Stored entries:
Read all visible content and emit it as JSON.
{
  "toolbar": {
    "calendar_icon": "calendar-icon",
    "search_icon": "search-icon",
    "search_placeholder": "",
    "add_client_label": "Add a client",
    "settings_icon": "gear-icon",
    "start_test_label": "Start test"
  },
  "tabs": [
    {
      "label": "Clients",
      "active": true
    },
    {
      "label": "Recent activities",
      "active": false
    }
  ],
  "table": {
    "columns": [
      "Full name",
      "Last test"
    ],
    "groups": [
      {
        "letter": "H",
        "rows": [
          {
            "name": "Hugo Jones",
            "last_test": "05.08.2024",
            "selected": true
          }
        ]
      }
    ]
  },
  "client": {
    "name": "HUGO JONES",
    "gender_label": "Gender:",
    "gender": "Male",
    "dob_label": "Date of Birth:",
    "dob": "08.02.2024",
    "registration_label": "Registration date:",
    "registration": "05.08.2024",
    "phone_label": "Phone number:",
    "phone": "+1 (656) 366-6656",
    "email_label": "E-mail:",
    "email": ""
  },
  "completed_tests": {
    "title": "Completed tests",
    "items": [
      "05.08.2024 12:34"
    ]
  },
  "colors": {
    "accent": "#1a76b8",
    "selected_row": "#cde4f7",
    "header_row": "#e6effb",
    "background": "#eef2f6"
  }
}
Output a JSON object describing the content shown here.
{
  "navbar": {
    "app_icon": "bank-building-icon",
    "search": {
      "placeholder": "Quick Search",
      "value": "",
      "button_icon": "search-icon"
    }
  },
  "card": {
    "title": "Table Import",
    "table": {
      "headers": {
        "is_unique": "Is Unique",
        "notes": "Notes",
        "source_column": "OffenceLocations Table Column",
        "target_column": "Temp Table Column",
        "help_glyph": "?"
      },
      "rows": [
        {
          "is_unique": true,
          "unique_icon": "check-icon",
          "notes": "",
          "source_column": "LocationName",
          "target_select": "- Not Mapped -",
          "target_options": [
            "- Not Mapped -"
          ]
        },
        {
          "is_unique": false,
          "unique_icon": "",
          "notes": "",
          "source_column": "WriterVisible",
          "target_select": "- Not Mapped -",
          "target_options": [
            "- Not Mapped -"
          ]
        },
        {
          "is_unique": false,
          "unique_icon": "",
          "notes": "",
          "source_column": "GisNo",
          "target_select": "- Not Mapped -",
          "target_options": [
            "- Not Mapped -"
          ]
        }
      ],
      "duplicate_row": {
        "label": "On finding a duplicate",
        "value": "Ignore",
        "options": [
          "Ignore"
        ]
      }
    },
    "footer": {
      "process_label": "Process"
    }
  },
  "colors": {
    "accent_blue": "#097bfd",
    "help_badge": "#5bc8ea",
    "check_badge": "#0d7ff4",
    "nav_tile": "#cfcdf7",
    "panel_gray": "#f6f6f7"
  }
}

The exercise:
Output every record above exactly as it appears.

Reply:
Read all visible content and emit it as JSON.
{
  "toolbar": {
    "calendar_icon": "calendar-icon",
    "search_icon": "search-icon",
    "search_placeholder": "",
    "add_client_label": "Add a client",
    "settings_icon": "gear-icon",
    "start_test_label": "Start test"
  },
  "tabs": [
    {
      "label": "Clients",
      "active": true
    },
    {
      "label": "Recent activities",
      "active": false
    }
  ],
  "table": {
    "columns": [
      "Full name",
      "Last test"
    ],
    "groups": [
      {
        "letter": "H",
        "rows": [
          {
            "name": "Hugo Jones",
            "last_test": "05.08.2024",
            "selected": true
          }
        ]
      }
    ]
  },
  "client": {
    "name": "HUGO JONES",
    "gender_label": "Gender:",
    "gender": "Male",
    "dob_label": "Date of Birth:",
    "dob": "08.02.2024",
    "registration_label": "Registration date:",
    "registration": "05.08.2024",
    "phone_label": "Phone number:",
    "phone": "+1 (656) 366-6656",
    "email_label": "E-mail:",
    "email": ""
  },
  "completed_tests": {
    "title": "Completed tests",
    "items": [
      "05.08.2024 12:34"
    ]
  },
  "colors": {
    "accent": "#1a76b8",
    "selected_row": "#cde4f7",
    "header_row": "#e6effb",
    "background": "#eef2f6"
  }
}
Output a JSON object describing the content shown here.
{
  "navbar": {
    "app_icon": "bank-building-icon",
    "search": {
      "placeholder": "Quick Search",
      "value": "",
      "button_icon": "search-icon"
    }
  },
  "card": {
    "title": "Table Import",
    "table": {
      "headers": {
        "is_unique": "Is Unique",
        "notes": "Notes",
        "source_column": "OffenceLocations Table Column",
        "target_column": "Temp Table Column",
        "help_glyph": "?"
      },
      "rows": [
        {
          "is_unique": true,
          "unique_icon": "check-icon",
          "notes": "",
          "source_column": "LocationName",
          "target_select": "- Not Mapped -",
          "target_options": [
            "- Not Mapped -"
          ]
        },
        {
          "is_unique": false,
          "unique_icon": "",
          "notes": "",
          "source_column": "WriterVisible",
          "target_select": "- Not Mapped -",
          "target_options": [
            "- Not Mapped -"
          ]
        },
        {
          "is_unique": false,
          "unique_icon": "",
          "notes": "",
          "source_column": "GisNo",
          "target_select": "- Not Mapped -",
          "target_options": [
            "- Not Mapped -"
          ]
        }
      ],
      "duplicate_row": {
        "label": "On finding a duplicate",
        "value": "Ignore",
        "options": [
          "Ignore"
        ]
      }
    },
    "footer": {
      "process_label": "Process"
    }
  },
  "colors": {
    "accent_blue": "#097bfd",
    "help_badge": "#5bc8ea",
    "check_badge": "#0d7ff4",
    "nav_tile": "#cfcdf7",
    "panel_gray": "#f6f6f7"
  }
}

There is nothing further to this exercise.